Entries taken from a collection:
* * *

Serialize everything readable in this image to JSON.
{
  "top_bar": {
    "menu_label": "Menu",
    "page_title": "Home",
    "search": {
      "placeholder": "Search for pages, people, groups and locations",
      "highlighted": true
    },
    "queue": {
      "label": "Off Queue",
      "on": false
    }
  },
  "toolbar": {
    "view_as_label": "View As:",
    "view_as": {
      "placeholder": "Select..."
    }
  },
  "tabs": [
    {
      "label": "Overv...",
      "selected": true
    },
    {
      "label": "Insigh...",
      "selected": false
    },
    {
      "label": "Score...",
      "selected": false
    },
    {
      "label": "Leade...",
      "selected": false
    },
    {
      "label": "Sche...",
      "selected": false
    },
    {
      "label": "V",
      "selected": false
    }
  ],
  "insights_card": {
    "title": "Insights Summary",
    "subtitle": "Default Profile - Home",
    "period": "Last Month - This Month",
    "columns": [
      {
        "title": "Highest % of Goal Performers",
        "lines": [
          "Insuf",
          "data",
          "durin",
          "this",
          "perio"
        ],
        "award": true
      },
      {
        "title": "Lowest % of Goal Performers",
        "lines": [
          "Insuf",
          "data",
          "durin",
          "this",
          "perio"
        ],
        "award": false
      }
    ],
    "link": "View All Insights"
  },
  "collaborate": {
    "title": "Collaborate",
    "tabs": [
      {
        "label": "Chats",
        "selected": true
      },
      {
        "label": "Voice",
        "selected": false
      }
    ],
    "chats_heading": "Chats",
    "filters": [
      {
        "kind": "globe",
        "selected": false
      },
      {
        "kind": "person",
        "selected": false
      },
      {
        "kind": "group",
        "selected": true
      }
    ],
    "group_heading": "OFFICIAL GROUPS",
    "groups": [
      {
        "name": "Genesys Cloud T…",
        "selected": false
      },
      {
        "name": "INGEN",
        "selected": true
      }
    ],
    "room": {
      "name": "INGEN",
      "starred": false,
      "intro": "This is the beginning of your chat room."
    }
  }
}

* * *

__Required work__.
Retype every entry, keeping each character as it was.

__Solution to the exercise__.
Serialize everything readable in this image to JSON.
{
  "top_bar": {
    "menu_label": "Menu",
    "page_title": "Home",
    "search": {
      "placeholder": "Search for pages, people, groups and locations",
      "highlighted": true
    },
    "queue": {
      "label": "Off Queue",
      "on": false
    }
  },
  "toolbar": {
    "view_as_label": "View As:",
    "view_as": {
      "placeholder": "Select..."
    }
  },
  "tabs": [
    {
      "label": "Overv...",
      "selected": true
    },
    {
      "label": "Insigh...",
      "selected": false
    },
    {
      "label": "Score...",
      "selected": false
    },
    {
      "label": "Leade...",
      "selected": false
    },
    {
      "label": "Sche...",
      "selected": false
    },
    {
      "label": "V",
      "selected": false
    }
  ],
  "insights_card": {
    "title": "Insights Summary",
    "subtitle": "Default Profile - Home",
    "period": "Last Month - This Month",
    "columns": [
      {
        "title": "Highest % of Goal Performers",
        "lines": [
          "Insuf",
          "data",
          "durin",
          "this",
          "perio"
        ],
        "award": true
      },
      {
        "title": "Lowest % of Goal Performers",
        "lines": [
          "Insuf",
          "data",
          "durin",
          "this",
          "perio"
        ],
        "award": false
      }
    ],
    "link": "View All Insights"
  },
  "collaborate": {
    "title": "Collaborate",
    "tabs": [
      {
        "label": "Chats",
        "selected": true
      },
      {
        "label": "Voice",
        "selected": false
      }
    ],
    "chats_heading": "Chats",
    "filters": [
      {
        "kind": "globe",
        "selected": false
      },
      {
        "kind": "person",
        "selected": false
      },
      {
        "kind": "group",
        "selected": true
      }
    ],
    "group_heading": "OFFICIAL GROUPS",
    "groups": [
      {
        "name": "Genesys Cloud T…",
        "selected": false
      },
      {
        "name": "INGEN",
        "selected": true
      }
    ],
    "room": {
      "name": "INGEN",
      "starred": false,
      "intro": "This is the beginning of your chat room."
    }
  }
}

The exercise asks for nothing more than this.